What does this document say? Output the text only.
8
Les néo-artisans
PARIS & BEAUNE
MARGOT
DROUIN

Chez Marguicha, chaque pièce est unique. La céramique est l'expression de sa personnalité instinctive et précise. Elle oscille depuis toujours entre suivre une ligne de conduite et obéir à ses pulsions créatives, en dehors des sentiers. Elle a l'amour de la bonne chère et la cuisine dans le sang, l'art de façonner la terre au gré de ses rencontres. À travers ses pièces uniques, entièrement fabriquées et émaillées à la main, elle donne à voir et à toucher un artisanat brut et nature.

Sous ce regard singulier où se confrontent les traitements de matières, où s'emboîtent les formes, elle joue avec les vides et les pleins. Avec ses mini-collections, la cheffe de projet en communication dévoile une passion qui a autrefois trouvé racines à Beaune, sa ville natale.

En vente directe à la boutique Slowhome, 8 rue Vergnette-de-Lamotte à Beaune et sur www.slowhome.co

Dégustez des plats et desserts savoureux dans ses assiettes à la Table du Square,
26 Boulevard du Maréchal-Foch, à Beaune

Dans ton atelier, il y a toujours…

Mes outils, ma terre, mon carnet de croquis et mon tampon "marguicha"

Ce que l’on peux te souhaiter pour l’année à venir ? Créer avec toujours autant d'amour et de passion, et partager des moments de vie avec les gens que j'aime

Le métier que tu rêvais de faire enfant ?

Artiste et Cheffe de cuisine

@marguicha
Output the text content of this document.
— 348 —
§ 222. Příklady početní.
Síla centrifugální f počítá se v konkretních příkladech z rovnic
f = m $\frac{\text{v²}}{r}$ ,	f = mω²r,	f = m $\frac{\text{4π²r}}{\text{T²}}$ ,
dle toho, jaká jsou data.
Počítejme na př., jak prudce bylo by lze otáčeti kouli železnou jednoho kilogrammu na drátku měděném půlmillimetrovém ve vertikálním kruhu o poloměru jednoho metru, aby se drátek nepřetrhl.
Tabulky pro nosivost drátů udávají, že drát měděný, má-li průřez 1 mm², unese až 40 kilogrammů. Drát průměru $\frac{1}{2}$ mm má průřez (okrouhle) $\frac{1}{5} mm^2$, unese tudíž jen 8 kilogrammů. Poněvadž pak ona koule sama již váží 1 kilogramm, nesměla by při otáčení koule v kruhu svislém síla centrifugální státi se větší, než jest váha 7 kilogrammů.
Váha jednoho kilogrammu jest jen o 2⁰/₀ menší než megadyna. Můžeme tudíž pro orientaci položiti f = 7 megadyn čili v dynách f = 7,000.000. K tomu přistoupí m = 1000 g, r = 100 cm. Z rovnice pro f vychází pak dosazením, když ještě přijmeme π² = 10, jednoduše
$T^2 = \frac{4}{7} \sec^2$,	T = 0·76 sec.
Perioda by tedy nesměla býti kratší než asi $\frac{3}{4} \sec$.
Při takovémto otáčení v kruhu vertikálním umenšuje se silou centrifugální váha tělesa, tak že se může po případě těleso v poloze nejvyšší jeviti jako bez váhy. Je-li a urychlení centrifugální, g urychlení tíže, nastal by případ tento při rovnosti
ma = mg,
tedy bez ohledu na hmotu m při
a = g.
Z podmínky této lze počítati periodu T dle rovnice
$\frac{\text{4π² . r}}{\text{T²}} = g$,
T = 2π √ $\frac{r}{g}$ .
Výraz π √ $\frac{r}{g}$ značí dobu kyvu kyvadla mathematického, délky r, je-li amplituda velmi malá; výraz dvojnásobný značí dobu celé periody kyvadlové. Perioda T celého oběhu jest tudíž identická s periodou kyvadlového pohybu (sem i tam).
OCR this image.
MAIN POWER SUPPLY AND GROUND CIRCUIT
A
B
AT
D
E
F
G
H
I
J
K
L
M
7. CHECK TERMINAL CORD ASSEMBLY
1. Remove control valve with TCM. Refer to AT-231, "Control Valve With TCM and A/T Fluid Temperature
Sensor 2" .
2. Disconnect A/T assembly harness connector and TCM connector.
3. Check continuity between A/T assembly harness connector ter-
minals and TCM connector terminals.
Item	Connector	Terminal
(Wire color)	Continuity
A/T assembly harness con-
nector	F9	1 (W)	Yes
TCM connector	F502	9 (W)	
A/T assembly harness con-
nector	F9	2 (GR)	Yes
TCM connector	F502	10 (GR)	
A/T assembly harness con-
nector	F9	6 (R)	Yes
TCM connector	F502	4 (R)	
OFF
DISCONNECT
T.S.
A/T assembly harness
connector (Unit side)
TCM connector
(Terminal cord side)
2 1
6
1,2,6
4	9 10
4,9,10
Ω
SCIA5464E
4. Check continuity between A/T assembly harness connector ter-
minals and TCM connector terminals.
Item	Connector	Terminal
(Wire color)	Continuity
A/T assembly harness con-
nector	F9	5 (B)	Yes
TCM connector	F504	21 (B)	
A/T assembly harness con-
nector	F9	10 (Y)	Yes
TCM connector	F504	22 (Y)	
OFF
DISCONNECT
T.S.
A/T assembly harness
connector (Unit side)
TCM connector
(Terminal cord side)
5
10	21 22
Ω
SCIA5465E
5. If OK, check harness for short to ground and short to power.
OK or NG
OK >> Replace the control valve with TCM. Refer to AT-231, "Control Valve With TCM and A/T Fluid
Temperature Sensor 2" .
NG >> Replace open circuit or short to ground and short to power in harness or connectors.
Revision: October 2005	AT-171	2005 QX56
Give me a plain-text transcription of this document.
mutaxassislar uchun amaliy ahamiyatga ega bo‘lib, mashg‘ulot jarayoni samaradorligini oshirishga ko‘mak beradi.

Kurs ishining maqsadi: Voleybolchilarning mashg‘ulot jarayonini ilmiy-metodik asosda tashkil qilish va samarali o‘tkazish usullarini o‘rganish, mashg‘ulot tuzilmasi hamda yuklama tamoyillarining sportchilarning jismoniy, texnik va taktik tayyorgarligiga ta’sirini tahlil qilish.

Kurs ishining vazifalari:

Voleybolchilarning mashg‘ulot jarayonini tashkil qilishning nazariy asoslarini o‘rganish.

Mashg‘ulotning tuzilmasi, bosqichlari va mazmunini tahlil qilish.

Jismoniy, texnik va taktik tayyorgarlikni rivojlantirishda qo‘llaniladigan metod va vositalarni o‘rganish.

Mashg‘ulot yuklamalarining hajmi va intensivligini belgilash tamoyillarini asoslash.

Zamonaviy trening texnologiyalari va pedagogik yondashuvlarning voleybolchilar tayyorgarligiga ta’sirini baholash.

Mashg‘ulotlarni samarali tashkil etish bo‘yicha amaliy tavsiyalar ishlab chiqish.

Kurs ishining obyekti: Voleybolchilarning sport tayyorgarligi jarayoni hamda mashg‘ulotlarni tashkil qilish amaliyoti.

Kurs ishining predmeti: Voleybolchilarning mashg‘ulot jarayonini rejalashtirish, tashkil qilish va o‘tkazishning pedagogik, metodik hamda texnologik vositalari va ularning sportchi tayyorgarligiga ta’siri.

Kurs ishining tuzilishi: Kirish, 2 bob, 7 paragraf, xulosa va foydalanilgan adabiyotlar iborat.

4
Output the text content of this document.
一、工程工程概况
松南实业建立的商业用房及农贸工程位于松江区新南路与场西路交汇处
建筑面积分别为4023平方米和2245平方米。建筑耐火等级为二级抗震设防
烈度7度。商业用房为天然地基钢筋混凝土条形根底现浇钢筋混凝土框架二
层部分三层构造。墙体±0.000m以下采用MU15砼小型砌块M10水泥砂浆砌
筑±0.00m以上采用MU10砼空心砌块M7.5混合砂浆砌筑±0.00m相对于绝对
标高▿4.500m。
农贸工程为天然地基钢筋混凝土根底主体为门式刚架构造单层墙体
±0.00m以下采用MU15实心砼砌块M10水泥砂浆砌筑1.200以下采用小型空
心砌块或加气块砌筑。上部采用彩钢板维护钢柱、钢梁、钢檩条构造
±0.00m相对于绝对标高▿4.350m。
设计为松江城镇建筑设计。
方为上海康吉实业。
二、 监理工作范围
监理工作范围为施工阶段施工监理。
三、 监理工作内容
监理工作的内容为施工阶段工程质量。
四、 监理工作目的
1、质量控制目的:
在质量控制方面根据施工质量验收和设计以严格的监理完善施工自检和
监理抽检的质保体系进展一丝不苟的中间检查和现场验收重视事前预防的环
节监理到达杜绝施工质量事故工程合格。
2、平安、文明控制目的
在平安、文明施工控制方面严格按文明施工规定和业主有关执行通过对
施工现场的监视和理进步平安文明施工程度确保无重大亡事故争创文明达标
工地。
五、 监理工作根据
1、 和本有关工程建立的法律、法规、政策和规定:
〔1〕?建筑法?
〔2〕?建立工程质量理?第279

········

→ Written exercise
What is the number of lines in the records that contain the word "metodik"? Answer with the number and nothing else.

→ Answer to the task
2